• **EXTRAIT DU DOCUMENT**:
************
Les personnes à mobilité réduite (PMR) sont victimes de la raréfaction des places de stationnement dans Paris, et de leur prix exorbitant.

Les cartes priorité-invalidité, qui permettent de stationner gratuitement sur la voie publique et d’occuper les places réservées aux handicapés, sont massivement volées et un trafic de fausses cartes sévit, dans la relative indifférence des pouvoirs publics.

Résultat : les personnes à mobilité réduite renoncent à circuler dans la Capitale et à assister aux évènements culturels ou sportifs. Et la mise en place du contrôle automatisé du stationnement payant par des voitures radars a encore aggravé leur situation.

« Mon meilleur ami est handicapé, il est en fauteuil. C’est simple, il ne vient plus jamais dans Paris », se désole un militant pour l’amélioration des conditions de vie des personnes à mobilité réduite.

Les professionnels d’une Maison départementale des personnes handicapées francilienne tirent la sonnette d’alarme.

Sortir dans la Capitale, se distraire ou même sortir de son quartier pour faire soi-même ses courses, relèvent du parcours du combattant pour les PMR qui finissent par largement y renoncer.
************
• **TRAVAIL À FAIRE**:
[a] Indiquez si chacune des affirmations suivantes concorde avec l'extrait sur le stationnement des personnes à mobilité réduite à Paris. Pour chacune, répondez par oui ou par non et citez les mots de l'extrait qui tranchent. (i) Les cartes priorité-invalidité permettent de stationner gratuitement sur la voie publique. (ii) Les pouvoirs publics luttent activement contre le trafic de fausses cartes. (iii) Le contrôle automatisé du stationnement payant par des voitures radars a amélioré la situation des personnes à mobilité réduite.
[b] Poursuivez l'extrait sur le stationnement des personnes à mobilité réduite à Paris après sa dernière phrase.
************
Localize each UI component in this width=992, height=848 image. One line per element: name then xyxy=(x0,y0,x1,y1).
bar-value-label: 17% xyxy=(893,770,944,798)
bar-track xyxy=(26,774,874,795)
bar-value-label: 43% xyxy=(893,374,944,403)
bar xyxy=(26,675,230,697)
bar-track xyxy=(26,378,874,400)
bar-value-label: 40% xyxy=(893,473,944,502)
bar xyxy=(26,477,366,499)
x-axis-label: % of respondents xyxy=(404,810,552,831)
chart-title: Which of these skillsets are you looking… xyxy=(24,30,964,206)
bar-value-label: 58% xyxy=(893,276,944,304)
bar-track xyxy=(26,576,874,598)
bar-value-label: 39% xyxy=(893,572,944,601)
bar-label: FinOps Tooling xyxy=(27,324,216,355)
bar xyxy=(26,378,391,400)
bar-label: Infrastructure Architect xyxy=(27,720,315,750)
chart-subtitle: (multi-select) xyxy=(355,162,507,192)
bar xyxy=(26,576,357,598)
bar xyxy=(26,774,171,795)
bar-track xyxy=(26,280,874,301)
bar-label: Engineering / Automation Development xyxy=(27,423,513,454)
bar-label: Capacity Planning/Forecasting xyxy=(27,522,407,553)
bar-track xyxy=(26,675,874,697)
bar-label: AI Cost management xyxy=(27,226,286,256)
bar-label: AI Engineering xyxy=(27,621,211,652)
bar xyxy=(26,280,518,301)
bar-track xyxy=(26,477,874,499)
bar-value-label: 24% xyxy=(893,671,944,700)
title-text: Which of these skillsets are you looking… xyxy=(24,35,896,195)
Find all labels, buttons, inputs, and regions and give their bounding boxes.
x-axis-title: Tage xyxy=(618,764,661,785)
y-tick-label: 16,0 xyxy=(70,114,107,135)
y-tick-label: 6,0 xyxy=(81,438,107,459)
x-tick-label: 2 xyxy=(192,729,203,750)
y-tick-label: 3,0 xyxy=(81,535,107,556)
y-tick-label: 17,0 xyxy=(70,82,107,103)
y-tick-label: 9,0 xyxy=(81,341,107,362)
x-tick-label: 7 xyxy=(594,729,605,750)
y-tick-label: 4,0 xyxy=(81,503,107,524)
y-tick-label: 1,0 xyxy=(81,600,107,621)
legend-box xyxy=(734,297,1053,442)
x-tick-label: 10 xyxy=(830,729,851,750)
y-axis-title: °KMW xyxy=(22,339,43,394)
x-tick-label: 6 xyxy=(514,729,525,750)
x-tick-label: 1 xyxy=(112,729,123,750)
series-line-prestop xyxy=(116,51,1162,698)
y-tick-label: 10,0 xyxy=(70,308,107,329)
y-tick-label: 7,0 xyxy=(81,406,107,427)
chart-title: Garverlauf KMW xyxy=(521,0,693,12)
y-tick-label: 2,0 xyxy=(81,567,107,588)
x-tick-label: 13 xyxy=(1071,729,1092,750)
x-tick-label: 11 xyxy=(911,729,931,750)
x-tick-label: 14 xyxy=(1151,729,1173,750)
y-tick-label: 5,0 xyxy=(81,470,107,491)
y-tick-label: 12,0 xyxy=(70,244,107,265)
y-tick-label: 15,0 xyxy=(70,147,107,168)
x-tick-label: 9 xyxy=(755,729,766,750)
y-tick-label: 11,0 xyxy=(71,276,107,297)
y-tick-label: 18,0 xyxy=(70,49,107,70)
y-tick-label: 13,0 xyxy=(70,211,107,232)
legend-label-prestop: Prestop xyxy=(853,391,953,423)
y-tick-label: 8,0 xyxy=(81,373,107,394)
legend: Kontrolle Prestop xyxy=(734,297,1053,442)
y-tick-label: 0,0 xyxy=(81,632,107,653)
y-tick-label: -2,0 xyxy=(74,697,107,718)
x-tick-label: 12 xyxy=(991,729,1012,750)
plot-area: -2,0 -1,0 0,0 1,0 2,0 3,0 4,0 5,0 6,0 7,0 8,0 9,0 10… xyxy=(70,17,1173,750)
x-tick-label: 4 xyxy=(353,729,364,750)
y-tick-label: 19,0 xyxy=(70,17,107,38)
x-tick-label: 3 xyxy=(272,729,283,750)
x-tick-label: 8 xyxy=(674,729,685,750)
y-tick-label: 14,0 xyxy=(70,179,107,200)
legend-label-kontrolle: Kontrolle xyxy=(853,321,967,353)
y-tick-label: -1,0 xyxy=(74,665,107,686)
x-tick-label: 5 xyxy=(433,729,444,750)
************
• **RÉPONSES AUX EXERCICES**:
[a]
(i) Oui : « qui permettent de stationner gratuitement sur la voie publique ».
(ii) Non : « dans la relative indifférence des pouvoirs publics ».
(iii) Non : « a encore aggravé leur situation ».

[b]
Le trafic de fausses cartes priorité-invalidité, un très gros marché sur Paris

Pourquoi ? Parce que tout le monde n’a pas les moyens de circuler en taxi et que les places de stationnement qui sont théoriquement réservées aux personnes à mobilité réduite sont massivement occupées par des personnes valides.

Certes, ce genre d’incivilités a toujours existé, mais avec l’augmentation des coûts de stationnement sur la voie publique et la difficulté croissante à trouver une place, elles se développent, et s’organisent afin d’échapper à l’amende de 135 euros qui sanctionne l’occupation indue d’un espace réservé aux handicapés.

Ces incivilités font les choux gras de trafiquants qui ont trouvé là matière à des activités illégales mais juteuses.

Déjà, les vols de cartes priorité-invalidité se multiplient. Au point que certains de leurs possesseurs préfèrent afficher une photocopie de leur carte sur leur parebrise, quitte à risquer une amende qu’ils tenteront de contester par la suite. Des voleurs n’hésitent pas, en effet, à casser les vitres des voitures pour dérober le précieux document.

Les cartes volées sont ensuite reproduites à l’identique par des trafiquants qui revendent les copies via le réseau social Snapchat, qui permet d’envoyer des messages qui expirent une fois qu’ils ont été visionnés.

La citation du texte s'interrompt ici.